- Instructions for the task: Search the entries below. Return every line that has "read" in it.

▬▬▬▬▬▬▬▬▬▬

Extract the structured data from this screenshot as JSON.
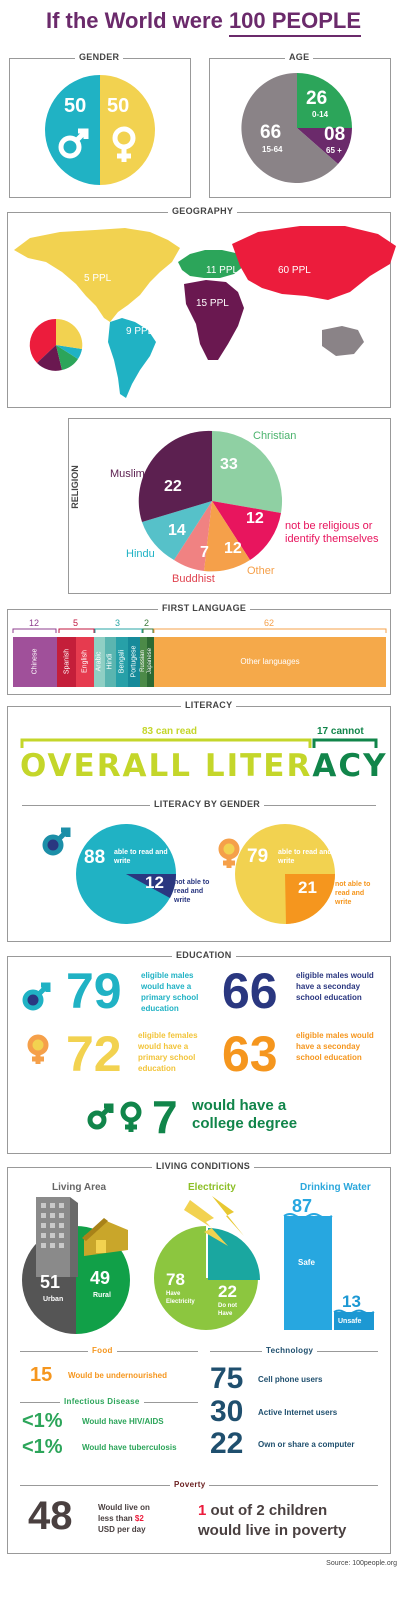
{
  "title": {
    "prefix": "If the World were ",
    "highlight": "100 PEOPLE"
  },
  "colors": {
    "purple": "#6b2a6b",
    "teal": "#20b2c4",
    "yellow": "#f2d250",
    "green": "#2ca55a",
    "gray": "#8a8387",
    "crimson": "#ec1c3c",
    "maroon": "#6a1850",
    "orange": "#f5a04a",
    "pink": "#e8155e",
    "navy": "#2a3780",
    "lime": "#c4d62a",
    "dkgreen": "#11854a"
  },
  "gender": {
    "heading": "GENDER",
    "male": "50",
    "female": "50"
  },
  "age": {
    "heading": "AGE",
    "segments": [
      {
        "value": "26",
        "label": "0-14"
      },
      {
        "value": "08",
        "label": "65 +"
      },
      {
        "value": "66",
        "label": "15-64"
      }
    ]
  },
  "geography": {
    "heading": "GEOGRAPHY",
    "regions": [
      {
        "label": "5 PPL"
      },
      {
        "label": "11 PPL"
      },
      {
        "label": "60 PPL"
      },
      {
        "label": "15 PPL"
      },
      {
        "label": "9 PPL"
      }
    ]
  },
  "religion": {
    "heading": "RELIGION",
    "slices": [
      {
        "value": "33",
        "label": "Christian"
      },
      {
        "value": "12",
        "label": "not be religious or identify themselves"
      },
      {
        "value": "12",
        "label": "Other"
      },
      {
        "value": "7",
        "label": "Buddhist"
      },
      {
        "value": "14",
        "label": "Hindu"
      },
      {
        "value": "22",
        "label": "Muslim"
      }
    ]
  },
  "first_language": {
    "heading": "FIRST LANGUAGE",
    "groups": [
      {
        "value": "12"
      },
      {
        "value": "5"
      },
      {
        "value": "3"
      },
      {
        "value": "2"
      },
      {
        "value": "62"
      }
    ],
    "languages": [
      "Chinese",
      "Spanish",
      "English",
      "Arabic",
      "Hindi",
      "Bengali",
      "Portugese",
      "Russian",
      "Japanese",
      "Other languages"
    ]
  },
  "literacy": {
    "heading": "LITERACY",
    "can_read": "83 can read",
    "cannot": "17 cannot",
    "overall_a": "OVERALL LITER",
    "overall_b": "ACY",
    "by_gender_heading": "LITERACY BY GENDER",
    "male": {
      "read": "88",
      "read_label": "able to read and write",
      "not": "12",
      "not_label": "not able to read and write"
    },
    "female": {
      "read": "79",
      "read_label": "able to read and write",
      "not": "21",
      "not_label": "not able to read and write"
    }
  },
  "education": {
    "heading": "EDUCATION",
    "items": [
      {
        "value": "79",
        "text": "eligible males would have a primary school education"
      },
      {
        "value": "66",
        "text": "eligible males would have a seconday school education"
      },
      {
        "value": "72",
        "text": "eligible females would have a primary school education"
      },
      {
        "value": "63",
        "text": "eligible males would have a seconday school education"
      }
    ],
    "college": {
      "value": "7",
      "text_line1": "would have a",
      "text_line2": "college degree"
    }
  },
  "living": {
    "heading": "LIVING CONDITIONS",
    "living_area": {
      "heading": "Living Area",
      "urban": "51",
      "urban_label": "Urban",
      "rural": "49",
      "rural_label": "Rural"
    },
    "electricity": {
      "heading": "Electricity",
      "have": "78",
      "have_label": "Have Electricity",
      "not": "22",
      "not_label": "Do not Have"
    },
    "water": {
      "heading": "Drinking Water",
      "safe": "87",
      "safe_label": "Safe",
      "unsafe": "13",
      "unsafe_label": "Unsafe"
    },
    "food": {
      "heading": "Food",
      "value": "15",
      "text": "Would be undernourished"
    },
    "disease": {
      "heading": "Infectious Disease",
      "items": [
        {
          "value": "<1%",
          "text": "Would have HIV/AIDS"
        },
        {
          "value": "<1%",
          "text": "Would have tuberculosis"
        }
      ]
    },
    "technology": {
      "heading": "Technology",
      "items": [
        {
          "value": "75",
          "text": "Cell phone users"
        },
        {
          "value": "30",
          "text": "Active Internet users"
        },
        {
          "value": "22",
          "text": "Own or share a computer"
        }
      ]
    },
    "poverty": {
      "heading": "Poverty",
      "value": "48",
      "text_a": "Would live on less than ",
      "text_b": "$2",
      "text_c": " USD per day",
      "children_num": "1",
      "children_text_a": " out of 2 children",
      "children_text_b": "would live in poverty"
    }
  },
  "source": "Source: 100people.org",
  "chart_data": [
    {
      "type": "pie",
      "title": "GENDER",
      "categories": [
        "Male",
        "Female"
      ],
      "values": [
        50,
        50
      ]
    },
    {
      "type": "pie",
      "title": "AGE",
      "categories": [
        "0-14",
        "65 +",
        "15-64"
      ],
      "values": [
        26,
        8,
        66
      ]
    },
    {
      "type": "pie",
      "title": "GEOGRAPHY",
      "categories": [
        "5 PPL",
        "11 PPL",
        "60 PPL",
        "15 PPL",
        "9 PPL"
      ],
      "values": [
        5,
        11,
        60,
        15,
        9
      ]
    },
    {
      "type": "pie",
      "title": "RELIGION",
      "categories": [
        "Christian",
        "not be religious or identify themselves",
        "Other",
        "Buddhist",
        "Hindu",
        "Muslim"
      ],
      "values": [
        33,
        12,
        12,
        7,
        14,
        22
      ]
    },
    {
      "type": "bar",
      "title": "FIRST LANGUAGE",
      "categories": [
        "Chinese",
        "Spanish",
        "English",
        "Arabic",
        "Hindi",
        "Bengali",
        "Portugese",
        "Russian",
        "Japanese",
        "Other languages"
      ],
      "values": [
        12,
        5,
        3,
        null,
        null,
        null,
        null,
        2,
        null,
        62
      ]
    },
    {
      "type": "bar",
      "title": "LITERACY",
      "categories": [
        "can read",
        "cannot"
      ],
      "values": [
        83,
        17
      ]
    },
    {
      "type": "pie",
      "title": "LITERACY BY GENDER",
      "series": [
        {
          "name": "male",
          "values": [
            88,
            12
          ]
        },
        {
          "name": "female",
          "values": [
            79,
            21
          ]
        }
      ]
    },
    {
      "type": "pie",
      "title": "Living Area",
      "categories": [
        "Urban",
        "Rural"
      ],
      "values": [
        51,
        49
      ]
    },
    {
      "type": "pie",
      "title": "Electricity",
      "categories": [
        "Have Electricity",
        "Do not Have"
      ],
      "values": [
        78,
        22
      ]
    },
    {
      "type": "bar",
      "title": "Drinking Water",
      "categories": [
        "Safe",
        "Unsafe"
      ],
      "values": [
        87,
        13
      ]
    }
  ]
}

▬▬▬▬▬▬▬▬▬▬

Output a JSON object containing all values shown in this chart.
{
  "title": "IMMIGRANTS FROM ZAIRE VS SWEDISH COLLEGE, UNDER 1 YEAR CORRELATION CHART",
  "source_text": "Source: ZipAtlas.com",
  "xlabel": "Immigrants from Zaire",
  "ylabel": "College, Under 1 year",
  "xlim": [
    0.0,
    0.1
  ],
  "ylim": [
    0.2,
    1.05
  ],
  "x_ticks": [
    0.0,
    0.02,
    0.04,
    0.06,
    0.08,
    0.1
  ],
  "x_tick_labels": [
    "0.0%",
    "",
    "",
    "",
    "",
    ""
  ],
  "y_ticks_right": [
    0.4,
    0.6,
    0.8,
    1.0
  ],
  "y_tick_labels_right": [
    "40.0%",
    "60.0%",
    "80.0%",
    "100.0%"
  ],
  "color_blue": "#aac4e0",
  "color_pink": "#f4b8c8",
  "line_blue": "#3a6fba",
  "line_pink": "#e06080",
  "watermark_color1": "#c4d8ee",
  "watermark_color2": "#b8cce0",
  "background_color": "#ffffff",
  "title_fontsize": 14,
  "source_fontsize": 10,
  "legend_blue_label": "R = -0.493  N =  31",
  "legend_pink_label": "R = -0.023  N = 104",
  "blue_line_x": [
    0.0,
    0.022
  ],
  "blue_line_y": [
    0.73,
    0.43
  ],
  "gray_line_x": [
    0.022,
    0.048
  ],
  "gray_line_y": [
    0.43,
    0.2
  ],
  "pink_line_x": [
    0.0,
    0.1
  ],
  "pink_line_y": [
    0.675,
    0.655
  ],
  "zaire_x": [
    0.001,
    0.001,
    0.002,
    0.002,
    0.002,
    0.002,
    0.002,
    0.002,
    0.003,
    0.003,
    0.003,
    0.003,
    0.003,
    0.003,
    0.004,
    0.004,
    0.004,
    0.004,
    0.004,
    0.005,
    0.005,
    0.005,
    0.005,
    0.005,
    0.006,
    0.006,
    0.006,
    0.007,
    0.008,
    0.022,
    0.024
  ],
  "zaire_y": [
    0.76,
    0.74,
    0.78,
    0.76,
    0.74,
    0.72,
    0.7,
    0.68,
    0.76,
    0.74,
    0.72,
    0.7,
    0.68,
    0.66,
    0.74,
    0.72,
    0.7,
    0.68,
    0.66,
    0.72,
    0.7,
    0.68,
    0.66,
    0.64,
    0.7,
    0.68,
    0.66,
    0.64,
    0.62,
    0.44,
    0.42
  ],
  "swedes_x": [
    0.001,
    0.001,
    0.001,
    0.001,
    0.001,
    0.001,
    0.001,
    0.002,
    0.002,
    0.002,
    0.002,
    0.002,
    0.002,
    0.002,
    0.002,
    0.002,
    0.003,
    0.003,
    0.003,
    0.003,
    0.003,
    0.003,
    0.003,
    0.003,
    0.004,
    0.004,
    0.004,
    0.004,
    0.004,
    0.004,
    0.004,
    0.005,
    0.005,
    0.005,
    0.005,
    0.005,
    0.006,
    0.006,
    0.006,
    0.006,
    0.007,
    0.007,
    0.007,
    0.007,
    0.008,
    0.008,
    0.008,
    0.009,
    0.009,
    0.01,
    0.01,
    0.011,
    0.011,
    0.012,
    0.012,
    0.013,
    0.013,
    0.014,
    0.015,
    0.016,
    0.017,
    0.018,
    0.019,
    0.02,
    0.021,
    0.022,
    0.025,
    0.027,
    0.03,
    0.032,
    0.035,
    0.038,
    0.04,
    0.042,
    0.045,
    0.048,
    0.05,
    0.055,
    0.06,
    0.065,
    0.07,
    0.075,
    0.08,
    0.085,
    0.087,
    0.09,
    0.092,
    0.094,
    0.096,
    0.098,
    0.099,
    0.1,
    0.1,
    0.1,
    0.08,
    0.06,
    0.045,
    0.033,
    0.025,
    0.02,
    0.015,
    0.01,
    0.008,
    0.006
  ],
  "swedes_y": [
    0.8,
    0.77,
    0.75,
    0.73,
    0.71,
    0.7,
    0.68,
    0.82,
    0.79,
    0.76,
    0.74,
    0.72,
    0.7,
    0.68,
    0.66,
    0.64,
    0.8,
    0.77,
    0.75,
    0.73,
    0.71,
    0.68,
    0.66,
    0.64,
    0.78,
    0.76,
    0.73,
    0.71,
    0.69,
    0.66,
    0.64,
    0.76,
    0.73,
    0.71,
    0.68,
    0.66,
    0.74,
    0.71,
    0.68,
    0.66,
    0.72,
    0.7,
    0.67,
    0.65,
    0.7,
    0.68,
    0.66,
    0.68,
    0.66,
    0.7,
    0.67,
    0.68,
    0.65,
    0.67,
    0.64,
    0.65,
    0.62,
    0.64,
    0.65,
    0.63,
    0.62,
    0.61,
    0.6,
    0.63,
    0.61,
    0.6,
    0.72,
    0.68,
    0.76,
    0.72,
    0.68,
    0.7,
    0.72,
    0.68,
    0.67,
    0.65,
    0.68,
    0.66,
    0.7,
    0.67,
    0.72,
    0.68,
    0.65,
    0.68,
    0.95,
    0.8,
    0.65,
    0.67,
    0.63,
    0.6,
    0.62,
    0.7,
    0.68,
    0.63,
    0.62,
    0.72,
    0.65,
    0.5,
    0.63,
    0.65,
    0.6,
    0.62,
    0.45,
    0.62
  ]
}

▬▬▬▬▬▬▬▬▬▬

- Complete answer:
    "can_read": "83 can read",
      "read": "88",
      "read_label": "able to read and write",
      "not_label": "not able to read and write"
      "read": "79",
      "read_label": "able to read and write",
      "not_label": "not able to read and write"
        "can read",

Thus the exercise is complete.